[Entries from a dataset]
• • •
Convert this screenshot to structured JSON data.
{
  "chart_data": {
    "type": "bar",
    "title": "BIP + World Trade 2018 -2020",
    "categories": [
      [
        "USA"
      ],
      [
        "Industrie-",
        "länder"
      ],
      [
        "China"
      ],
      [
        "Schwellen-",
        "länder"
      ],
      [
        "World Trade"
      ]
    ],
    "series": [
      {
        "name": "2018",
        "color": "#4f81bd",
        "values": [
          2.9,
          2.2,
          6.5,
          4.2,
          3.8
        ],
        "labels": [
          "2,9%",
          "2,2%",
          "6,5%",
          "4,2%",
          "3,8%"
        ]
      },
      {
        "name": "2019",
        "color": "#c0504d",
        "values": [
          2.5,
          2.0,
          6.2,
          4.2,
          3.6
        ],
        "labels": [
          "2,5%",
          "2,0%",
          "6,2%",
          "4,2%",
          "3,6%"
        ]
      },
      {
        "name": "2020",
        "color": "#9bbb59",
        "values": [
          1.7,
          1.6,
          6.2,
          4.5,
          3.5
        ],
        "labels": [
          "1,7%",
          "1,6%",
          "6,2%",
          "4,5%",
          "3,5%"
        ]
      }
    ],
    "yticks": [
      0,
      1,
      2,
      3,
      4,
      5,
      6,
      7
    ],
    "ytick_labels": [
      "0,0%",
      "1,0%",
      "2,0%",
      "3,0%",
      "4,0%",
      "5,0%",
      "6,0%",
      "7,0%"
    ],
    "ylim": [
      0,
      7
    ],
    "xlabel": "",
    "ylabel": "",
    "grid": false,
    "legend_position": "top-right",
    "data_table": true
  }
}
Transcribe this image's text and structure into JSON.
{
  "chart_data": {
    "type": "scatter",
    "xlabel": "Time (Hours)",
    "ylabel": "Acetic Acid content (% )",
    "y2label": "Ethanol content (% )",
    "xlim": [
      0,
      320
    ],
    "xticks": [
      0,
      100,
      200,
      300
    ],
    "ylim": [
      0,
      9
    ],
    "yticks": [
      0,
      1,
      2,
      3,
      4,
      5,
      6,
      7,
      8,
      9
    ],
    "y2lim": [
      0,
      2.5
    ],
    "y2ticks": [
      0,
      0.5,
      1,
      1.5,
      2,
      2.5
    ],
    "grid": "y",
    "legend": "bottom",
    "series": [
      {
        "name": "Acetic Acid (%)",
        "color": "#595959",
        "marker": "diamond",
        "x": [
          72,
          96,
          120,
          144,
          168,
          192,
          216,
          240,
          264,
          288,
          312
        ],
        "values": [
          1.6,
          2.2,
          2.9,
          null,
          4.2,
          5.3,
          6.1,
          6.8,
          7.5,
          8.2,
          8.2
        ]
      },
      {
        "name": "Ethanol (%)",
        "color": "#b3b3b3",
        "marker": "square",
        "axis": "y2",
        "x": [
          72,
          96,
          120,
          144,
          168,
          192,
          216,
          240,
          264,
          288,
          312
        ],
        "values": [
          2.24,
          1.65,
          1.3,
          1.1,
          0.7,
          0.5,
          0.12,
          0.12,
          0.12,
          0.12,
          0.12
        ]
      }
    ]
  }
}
• • •
Written request: Give all the entries again exactly; leave none out.

The result:
Convert this screenshot to structured JSON data.
{
  "chart_data": {
    "type": "bar",
    "title": "BIP + World Trade 2018 -2020",
    "categories": [
      [
        "USA"
      ],
      [
        "Industrie-",
        "länder"
      ],
      [
        "China"
      ],
      [
        "Schwellen-",
        "länder"
      ],
      [
        "World Trade"
      ]
    ],
    "series": [
      {
        "name": "2018",
        "color": "#4f81bd",
        "values": [
          2.9,
          2.2,
          6.5,
          4.2,
          3.8
        ],
        "labels": [
          "2,9%",
          "2,2%",
          "6,5%",
          "4,2%",
          "3,8%"
        ]
      },
      {
        "name": "2019",
        "color": "#c0504d",
        "values": [
          2.5,
          2.0,
          6.2,
          4.2,
          3.6
        ],
        "labels": [
          "2,5%",
          "2,0%",
          "6,2%",
          "4,2%",
          "3,6%"
        ]
      },
      {
        "name": "2020",
        "color": "#9bbb59",
        "values": [
          1.7,
          1.6,
          6.2,
          4.5,
          3.5
        ],
        "labels": [
          "1,7%",
          "1,6%",
          "6,2%",
          "4,5%",
          "3,5%"
        ]
      }
    ],
    "yticks": [
      0,
      1,
      2,
      3,
      4,
      5,
      6,
      7
    ],
    "ytick_labels": [
      "0,0%",
      "1,0%",
      "2,0%",
      "3,0%",
      "4,0%",
      "5,0%",
      "6,0%",
      "7,0%"
    ],
    "ylim": [
      0,
      7
    ],
    "xlabel": "",
    "ylabel": "",
    "grid": false,
    "legend_position": "top-right",
    "data_table": true
  }
}
Transcribe this image's text and structure into JSON.
{
  "chart_data": {
    "type": "scatter",
    "xlabel": "Time (Hours)",
    "ylabel": "Acetic Acid content (% )",
    "y2label": "Ethanol content (% )",
    "xlim": [
      0,
      320
    ],
    "xticks": [
      0,
      100,
      200,
      300
    ],
    "ylim": [
      0,
      9
    ],
    "yticks": [
      0,
      1,
      2,
      3,
      4,
      5,
      6,
      7,
      8,
      9
    ],
    "y2lim": [
      0,
      2.5
    ],
    "y2ticks": [
      0,
      0.5,
      1,
      1.5,
      2,
      2.5
    ],
    "grid": "y",
    "legend": "bottom",
    "series": [
      {
        "name": "Acetic Acid (%)",
        "color": "#595959",
        "marker": "diamond",
        "x": [
          72,
          96,
          120,
          144,
          168,
          192,
          216,
          240,
          264,
          288,
          312
        ],
        "values": [
          1.6,
          2.2,
          2.9,
          null,
          4.2,
          5.3,
          6.1,
          6.8,
          7.5,
          8.2,
          8.2
        ]
      },
      {
        "name": "Ethanol (%)",
        "color": "#b3b3b3",
        "marker": "square",
        "axis": "y2",
        "x": [
          72,
          96,
          120,
          144,
          168,
          192,
          216,
          240,
          264,
          288,
          312
        ],
        "values": [
          2.24,
          1.65,
          1.3,
          1.1,
          0.7,
          0.5,
          0.12,
          0.12,
          0.12,
          0.12,
          0.12
        ]
      }
    ]
  }
}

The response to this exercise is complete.